(Chart and figure data)

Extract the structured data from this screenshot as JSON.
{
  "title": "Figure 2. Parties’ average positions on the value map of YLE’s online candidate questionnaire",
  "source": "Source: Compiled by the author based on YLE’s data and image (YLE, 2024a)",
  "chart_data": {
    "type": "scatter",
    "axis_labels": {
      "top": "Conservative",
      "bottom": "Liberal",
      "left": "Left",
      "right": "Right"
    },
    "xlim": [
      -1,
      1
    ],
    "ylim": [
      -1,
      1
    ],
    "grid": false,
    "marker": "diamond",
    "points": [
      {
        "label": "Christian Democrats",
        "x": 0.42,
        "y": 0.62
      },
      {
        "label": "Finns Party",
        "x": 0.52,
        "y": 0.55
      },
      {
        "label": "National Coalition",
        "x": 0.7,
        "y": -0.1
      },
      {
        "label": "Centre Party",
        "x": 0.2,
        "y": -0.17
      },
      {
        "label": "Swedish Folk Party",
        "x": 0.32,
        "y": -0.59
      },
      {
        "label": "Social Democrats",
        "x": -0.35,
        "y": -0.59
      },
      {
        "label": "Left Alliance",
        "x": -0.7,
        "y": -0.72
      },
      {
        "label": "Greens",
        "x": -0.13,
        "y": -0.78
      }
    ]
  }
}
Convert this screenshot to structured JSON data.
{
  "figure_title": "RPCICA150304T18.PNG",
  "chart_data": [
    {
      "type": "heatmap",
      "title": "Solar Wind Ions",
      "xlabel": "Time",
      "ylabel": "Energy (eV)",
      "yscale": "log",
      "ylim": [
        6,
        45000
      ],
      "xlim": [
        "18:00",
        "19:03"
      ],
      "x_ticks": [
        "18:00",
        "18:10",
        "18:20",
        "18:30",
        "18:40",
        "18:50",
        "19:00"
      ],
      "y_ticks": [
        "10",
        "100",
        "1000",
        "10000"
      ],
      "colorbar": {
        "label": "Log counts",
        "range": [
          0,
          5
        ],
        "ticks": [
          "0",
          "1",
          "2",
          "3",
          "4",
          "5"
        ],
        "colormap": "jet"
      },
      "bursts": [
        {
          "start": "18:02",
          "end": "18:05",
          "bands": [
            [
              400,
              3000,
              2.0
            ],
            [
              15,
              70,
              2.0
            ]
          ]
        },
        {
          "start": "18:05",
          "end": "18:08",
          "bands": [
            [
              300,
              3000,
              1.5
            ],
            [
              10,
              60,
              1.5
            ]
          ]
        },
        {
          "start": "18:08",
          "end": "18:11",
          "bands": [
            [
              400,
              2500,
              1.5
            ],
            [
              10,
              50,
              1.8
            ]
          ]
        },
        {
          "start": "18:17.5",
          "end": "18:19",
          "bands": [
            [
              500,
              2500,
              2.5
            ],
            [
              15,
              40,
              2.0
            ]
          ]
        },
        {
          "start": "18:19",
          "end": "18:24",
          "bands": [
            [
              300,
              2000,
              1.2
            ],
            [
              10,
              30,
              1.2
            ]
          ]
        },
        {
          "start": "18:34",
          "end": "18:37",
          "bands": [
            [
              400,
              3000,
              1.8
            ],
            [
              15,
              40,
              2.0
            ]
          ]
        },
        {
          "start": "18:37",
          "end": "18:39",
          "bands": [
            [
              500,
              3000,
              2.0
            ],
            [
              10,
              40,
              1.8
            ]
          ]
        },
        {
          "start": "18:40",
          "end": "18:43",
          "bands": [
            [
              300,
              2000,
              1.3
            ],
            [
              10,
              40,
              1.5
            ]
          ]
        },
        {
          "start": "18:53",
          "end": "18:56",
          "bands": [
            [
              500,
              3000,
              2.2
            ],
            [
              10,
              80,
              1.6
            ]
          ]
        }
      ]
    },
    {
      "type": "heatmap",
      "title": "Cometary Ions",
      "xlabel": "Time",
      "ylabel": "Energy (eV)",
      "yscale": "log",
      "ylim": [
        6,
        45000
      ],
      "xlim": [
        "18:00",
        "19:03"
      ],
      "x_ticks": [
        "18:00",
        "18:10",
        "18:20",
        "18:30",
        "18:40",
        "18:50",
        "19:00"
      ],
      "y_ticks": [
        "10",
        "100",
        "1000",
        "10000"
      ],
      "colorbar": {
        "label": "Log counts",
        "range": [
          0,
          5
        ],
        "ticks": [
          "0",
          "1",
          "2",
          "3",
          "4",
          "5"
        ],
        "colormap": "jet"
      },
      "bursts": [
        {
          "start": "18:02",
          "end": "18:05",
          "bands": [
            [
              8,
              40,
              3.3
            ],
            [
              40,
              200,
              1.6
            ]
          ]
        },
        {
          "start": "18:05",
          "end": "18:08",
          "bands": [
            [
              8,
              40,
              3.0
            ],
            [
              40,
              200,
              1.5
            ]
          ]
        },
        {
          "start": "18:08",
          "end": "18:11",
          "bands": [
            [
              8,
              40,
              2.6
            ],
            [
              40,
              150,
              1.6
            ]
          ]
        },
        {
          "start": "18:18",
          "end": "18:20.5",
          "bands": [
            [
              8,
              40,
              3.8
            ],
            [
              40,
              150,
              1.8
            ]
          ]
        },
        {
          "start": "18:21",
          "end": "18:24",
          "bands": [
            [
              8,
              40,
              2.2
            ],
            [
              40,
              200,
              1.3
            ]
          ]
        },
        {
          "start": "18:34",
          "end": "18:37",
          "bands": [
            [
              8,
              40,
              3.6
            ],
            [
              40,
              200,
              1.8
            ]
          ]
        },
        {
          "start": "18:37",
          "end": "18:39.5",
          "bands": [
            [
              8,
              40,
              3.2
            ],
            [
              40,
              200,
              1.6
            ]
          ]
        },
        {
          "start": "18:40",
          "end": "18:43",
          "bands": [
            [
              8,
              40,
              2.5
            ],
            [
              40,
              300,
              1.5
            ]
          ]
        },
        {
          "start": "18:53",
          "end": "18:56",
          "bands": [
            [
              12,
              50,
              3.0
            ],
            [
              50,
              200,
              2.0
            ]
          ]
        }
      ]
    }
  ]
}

The exercise:
Each line of the listing above should be output exactly.

Written solution:
Extract the structured data from this screenshot as JSON.
{
  "title": "Figure 2. Parties’ average positions on the value map of YLE’s online candidate questionnaire",
  "source": "Source: Compiled by the author based on YLE’s data and image (YLE, 2024a)",
  "chart_data": {
    "type": "scatter",
    "axis_labels": {
      "top": "Conservative",
      "bottom": "Liberal",
      "left": "Left",
      "right": "Right"
    },
    "xlim": [
      -1,
      1
    ],
    "ylim": [
      -1,
      1
    ],
    "grid": false,
    "marker": "diamond",
    "points": [
      {
        "label": "Christian Democrats",
        "x": 0.42,
        "y": 0.62
      },
      {
        "label": "Finns Party",
        "x": 0.52,
        "y": 0.55
      },
      {
        "label": "National Coalition",
        "x": 0.7,
        "y": -0.1
      },
      {
        "label": "Centre Party",
        "x": 0.2,
        "y": -0.17
      },
      {
        "label": "Swedish Folk Party",
        "x": 0.32,
        "y": -0.59
      },
      {
        "label": "Social Democrats",
        "x": -0.35,
        "y": -0.59
      },
      {
        "label": "Left Alliance",
        "x": -0.7,
        "y": -0.72
      },
      {
        "label": "Greens",
        "x": -0.13,
        "y": -0.78
      }
    ]
  }
}
Convert this screenshot to structured JSON data.
{
  "figure_title": "RPCICA150304T18.PNG",
  "chart_data": [
    {
      "type": "heatmap",
      "title": "Solar Wind Ions",
      "xlabel": "Time",
      "ylabel": "Energy (eV)",
      "yscale": "log",
      "ylim": [
        6,
        45000
      ],
      "xlim": [
        "18:00",
        "19:03"
      ],
      "x_ticks": [
        "18:00",
        "18:10",
        "18:20",
        "18:30",
        "18:40",
        "18:50",
        "19:00"
      ],
      "y_ticks": [
        "10",
        "100",
        "1000",
        "10000"
      ],
      "colorbar": {
        "label": "Log counts",
        "range": [
          0,
          5
        ],
        "ticks": [
          "0",
          "1",
          "2",
          "3",
          "4",
          "5"
        ],
        "colormap": "jet"
      },
      "bursts": [
        {
          "start": "18:02",
          "end": "18:05",
          "bands": [
            [
              400,
              3000,
              2.0
            ],
            [
              15,
              70,
              2.0
            ]
          ]
        },
        {
          "start": "18:05",
          "end": "18:08",
          "bands": [
            [
              300,
              3000,
              1.5
            ],
            [
              10,
              60,
              1.5
            ]
          ]
        },
        {
          "start": "18:08",
          "end": "18:11",
          "bands": [
            [
              400,
              2500,
              1.5
            ],
            [
              10,
              50,
              1.8
            ]
          ]
        },
        {
          "start": "18:17.5",
          "end": "18:19",
          "bands": [
            [
              500,
              2500,
              2.5
            ],
            [
              15,
              40,
              2.0
            ]
          ]
        },
        {
          "start": "18:19",
          "end": "18:24",
          "bands": [
            [
              300,
              2000,
              1.2
            ],
            [
              10,
              30,
              1.2
            ]
          ]
        },
        {
          "start": "18:34",
          "end": "18:37",
          "bands": [
            [
              400,
              3000,
              1.8
            ],
            [
              15,
              40,
              2.0
            ]
          ]
        },
        {
          "start": "18:37",
          "end": "18:39",
          "bands": [
            [
              500,
              3000,
              2.0
            ],
            [
              10,
              40,
              1.8
            ]
          ]
        },
        {
          "start": "18:40",
          "end": "18:43",
          "bands": [
            [
              300,
              2000,
              1.3
            ],
            [
              10,
              40,
              1.5
            ]
          ]
        },
        {
          "start": "18:53",
          "end": "18:56",
          "bands": [
            [
              500,
              3000,
              2.2
            ],
            [
              10,
              80,
              1.6
            ]
          ]
        }
      ]
    },
    {
      "type": "heatmap",
      "title": "Cometary Ions",
      "xlabel": "Time",
      "ylabel": "Energy (eV)",
      "yscale": "log",
      "ylim": [
        6,
        45000
      ],
      "xlim": [
        "18:00",
        "19:03"
      ],
      "x_ticks": [
        "18:00",
        "18:10",
        "18:20",
        "18:30",
        "18:40",
        "18:50",
        "19:00"
      ],
      "y_ticks": [
        "10",
        "100",
        "1000",
        "10000"
      ],
      "colorbar": {
        "label": "Log counts",
        "range": [
          0,
          5
        ],
        "ticks": [
          "0",
          "1",
          "2",
          "3",
          "4",
          "5"
        ],
        "colormap": "jet"
      },
      "bursts": [
        {
          "start": "18:02",
          "end": "18:05",
          "bands": [
            [
              8,
              40,
              3.3
            ],
            [
              40,
              200,
              1.6
            ]
          ]
        },
        {
          "start": "18:05",
          "end": "18:08",
          "bands": [
            [
              8,
              40,
              3.0
            ],
            [
              40,
              200,
              1.5
            ]
          ]
        },
        {
          "start": "18:08",
          "end": "18:11",
          "bands": [
            [
              8,
              40,
              2.6
            ],
            [
              40,
              150,
              1.6
            ]
          ]
        },
        {
          "start": "18:18",
          "end": "18:20.5",
          "bands": [
            [
              8,
              40,
              3.8
            ],
            [
              40,
              150,
              1.8
            ]
          ]
        },
        {
          "start": "18:21",
          "end": "18:24",
          "bands": [
            [
              8,
              40,
              2.2
            ],
            [
              40,
              200,
              1.3
            ]
          ]
        },
        {
          "start": "18:34",
          "end": "18:37",
          "bands": [
            [
              8,
              40,
              3.6
            ],
            [
              40,
              200,
              1.8
            ]
          ]
        },
        {
          "start": "18:37",
          "end": "18:39.5",
          "bands": [
            [
              8,
              40,
              3.2
            ],
            [
              40,
              200,
              1.6
            ]
          ]
        },
        {
          "start": "18:40",
          "end": "18:43",
          "bands": [
            [
              8,
              40,
              2.5
            ],
            [
              40,
              300,
              1.5
            ]
          ]
        },
        {
          "start": "18:53",
          "end": "18:56",
          "bands": [
            [
              12,
              50,
              3.0
            ],
            [
              50,
              200,
              2.0
            ]
          ]
        }
      ]
    }
  ]
}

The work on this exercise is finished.